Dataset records
· · ·
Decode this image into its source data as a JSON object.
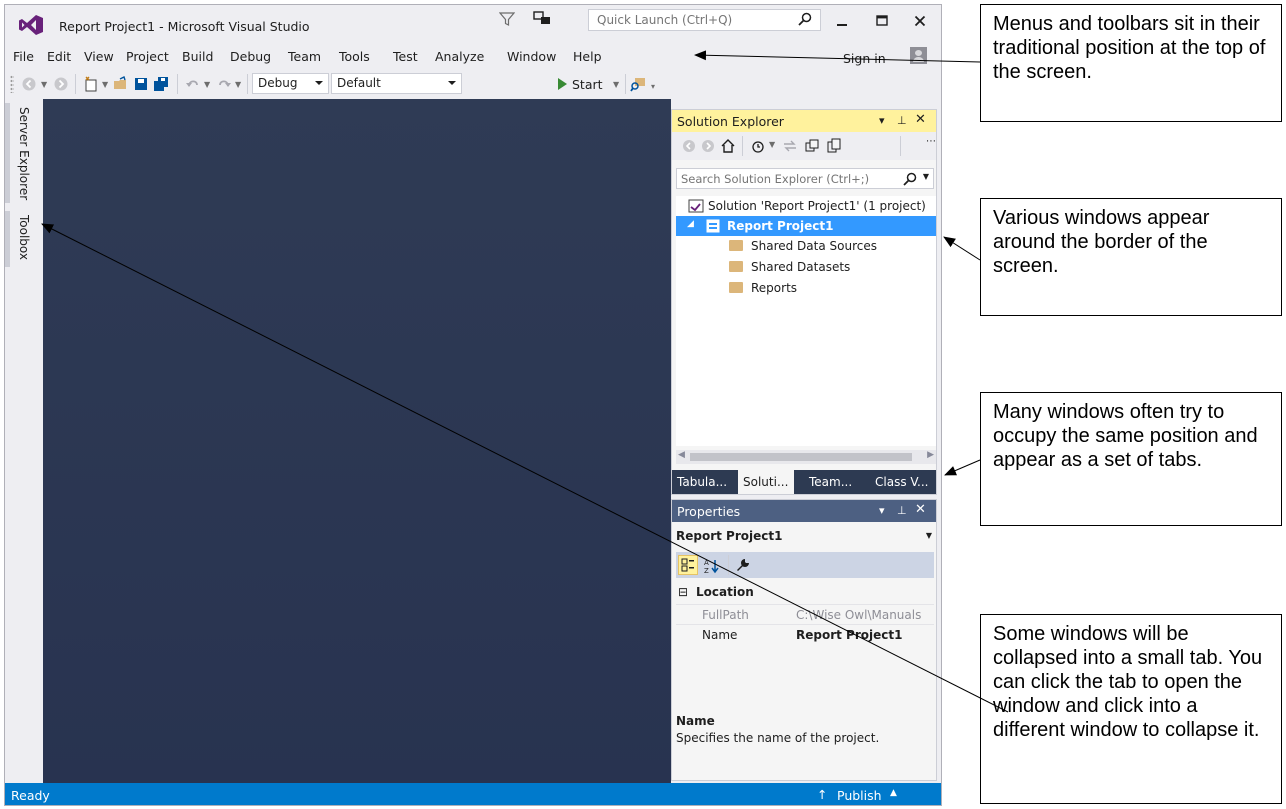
{
  "window": {
    "title": "Report Project1 - Microsoft Visual Studio",
    "quick_launch_placeholder": "Quick Launch (Ctrl+Q)"
  },
  "menu": {
    "items": [
      "File",
      "Edit",
      "View",
      "Project",
      "Build",
      "Debug",
      "Team",
      "Tools",
      "Test",
      "Analyze",
      "Window",
      "Help"
    ],
    "sign_in": "Sign in"
  },
  "toolbar": {
    "config": "Debug",
    "platform": "Default",
    "start": "Start"
  },
  "left_tabs": [
    "Server Explorer",
    "Toolbox"
  ],
  "solution_explorer": {
    "title": "Solution Explorer",
    "search_placeholder": "Search Solution Explorer (Ctrl+;)",
    "tree": [
      "Solution 'Report Project1' (1 project)",
      "Report Project1",
      "Shared Data Sources",
      "Shared Datasets",
      "Reports"
    ],
    "tabs": [
      "Tabula...",
      "Soluti...",
      "Team...",
      "Class V..."
    ],
    "active_tab": "Soluti..."
  },
  "properties": {
    "title": "Properties",
    "object": "Report Project1",
    "category": "Location",
    "rows": [
      {
        "key": "FullPath",
        "value": "C:\\Wise Owl\\Manuals"
      },
      {
        "key": "Name",
        "value": "Report Project1"
      }
    ],
    "description_title": "Name",
    "description_text": "Specifies the name of the project."
  },
  "status": {
    "left": "Ready",
    "right": "Publish"
  },
  "callouts": [
    "Menus and toolbars sit in their traditional position at the top of the screen.",
    "Various windows appear around the border of the screen.",
    "Many windows often try to occupy the same position and appear as a set of tabs.",
    "Some windows will be collapsed into a small tab.  You can click the tab to open the window and click into a different window to collapse it."
  ],
  "colors": {
    "accent": "#007acc",
    "selection": "#3399ff",
    "solution_explorer_header": "#fff29d",
    "properties_header": "#4d6082",
    "editor_background": "#2d3a52"
  }
}
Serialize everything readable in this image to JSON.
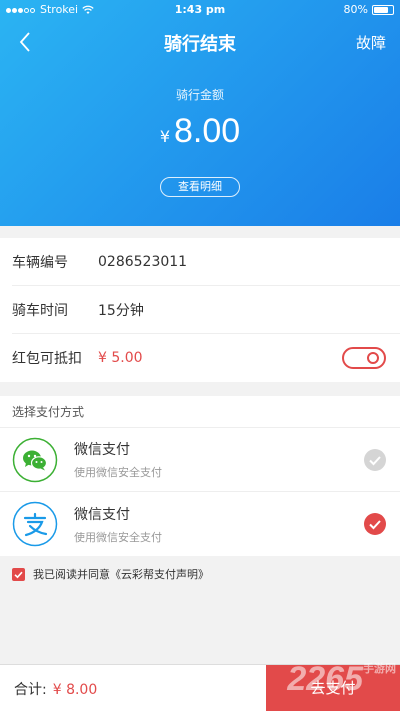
{
  "status_bar": {
    "carrier": "Strokei",
    "time": "1:43 pm",
    "battery": "80%"
  },
  "nav": {
    "title": "骑行结束",
    "fault": "故障"
  },
  "summary": {
    "amount_label": "骑行金额",
    "currency": "¥",
    "amount": "8.00",
    "detail_button": "查看明细"
  },
  "info": {
    "rows": [
      {
        "label": "车辆编号",
        "value": "0286523011"
      },
      {
        "label": "骑车时间",
        "value": "15分钟"
      },
      {
        "label": "红包可抵扣",
        "value": "¥ 5.00"
      }
    ],
    "redpacket_toggle_on": true
  },
  "payment": {
    "title": "选择支付方式",
    "methods": [
      {
        "name": "微信支付",
        "desc": "使用微信安全支付",
        "icon": "wechat-icon",
        "selected": false
      },
      {
        "name": "微信支付",
        "desc": "使用微信安全支付",
        "icon": "alipay-icon",
        "selected": true
      }
    ]
  },
  "agreement": {
    "text": "我已阅读并同意《云彩帮支付声明》",
    "checked": true
  },
  "footer": {
    "total_label": "合计:",
    "total_amount": "¥ 8.00",
    "pay_button": "去支付"
  },
  "watermark": {
    "text": "2265",
    "sub": "手游网"
  },
  "colors": {
    "header_start": "#2bb4f3",
    "header_end": "#1a7ee8",
    "accent": "#e24a4a",
    "wechat": "#3cb034",
    "alipay": "#1a9ae8"
  }
}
· · ·
Using the records above, retype everything exactly except the pictures.

**Full output:**
Decode this image into its source data as a JSON object.
{
  "window": {
    "title": "Report Project1 - Microsoft Visual Studio",
    "quick_launch_placeholder": "Quick Launch (Ctrl+Q)"
  },
  "menu": {
    "items": [
      "File",
      "Edit",
      "View",
      "Project",
      "Build",
      "Debug",
      "Team",
      "Tools",
      "Test",
      "Analyze",
      "Window",
      "Help"
    ],
    "sign_in": "Sign in"
  },
  "toolbar": {
    "config": "Debug",
    "platform": "Default",
    "start": "Start"
  },
  "left_tabs": [
    "Server Explorer",
    "Toolbox"
  ],
  "solution_explorer": {
    "title": "Solution Explorer",
    "search_placeholder": "Search Solution Explorer (Ctrl+;)",
    "tree": [
      "Solution 'Report Project1' (1 project)",
      "Report Project1",
      "Shared Data Sources",
      "Shared Datasets",
      "Reports"
    ],
    "tabs": [
      "Tabula...",
      "Soluti...",
      "Team...",
      "Class V..."
    ],
    "active_tab": "Soluti..."
  },
  "properties": {
    "title": "Properties",
    "object": "Report Project1",
    "category": "Location",
    "rows": [
      {
        "key": "FullPath",
        "value": "C:\\Wise Owl\\Manuals"
      },
      {
        "key": "Name",
        "value": "Report Project1"
      }
    ],
    "description_title": "Name",
    "description_text": "Specifies the name of the project."
  },
  "status": {
    "left": "Ready",
    "right": "Publish"
  },
  "callouts": [
    "Menus and toolbars sit in their traditional position at the top of the screen.",
    "Various windows appear around the border of the screen.",
    "Many windows often try to occupy the same position and appear as a set of tabs.",
    "Some windows will be collapsed into a small tab.  You can click the tab to open the window and click into a different window to collapse it."
  ],
  "colors": {
    "accent": "#007acc",
    "selection": "#3399ff",
    "solution_explorer_header": "#fff29d",
    "properties_header": "#4d6082",
    "editor_background": "#2d3a52"
  }
}
Serialize everything readable in this image to JSON.
{
  "status_bar": {
    "carrier": "Strokei",
    "time": "1:43 pm",
    "battery": "80%"
  },
  "nav": {
    "title": "骑行结束",
    "fault": "故障"
  },
  "summary": {
    "amount_label": "骑行金额",
    "currency": "¥",
    "amount": "8.00",
    "detail_button": "查看明细"
  },
  "info": {
    "rows": [
      {
        "label": "车辆编号",
        "value": "0286523011"
      },
      {
        "label": "骑车时间",
        "value": "15分钟"
      },
      {
        "label": "红包可抵扣",
        "value": "¥ 5.00"
      }
    ],
    "redpacket_toggle_on": true
  },
  "payment": {
    "title": "选择支付方式",
    "methods": [
      {
        "name": "微信支付",
        "desc": "使用微信安全支付",
        "icon": "wechat-icon",
        "selected": false
      },
      {
        "name": "微信支付",
        "desc": "使用微信安全支付",
        "icon": "alipay-icon",
        "selected": true
      }
    ]
  },
  "agreement": {
    "text": "我已阅读并同意《云彩帮支付声明》",
    "checked": true
  },
  "footer": {
    "total_label": "合计:",
    "total_amount": "¥ 8.00",
    "pay_button": "去支付"
  },
  "watermark": {
    "text": "2265",
    "sub": "手游网"
  },
  "colors": {
    "header_start": "#2bb4f3",
    "header_end": "#1a7ee8",
    "accent": "#e24a4a",
    "wechat": "#3cb034",
    "alipay": "#1a9ae8"
  }
}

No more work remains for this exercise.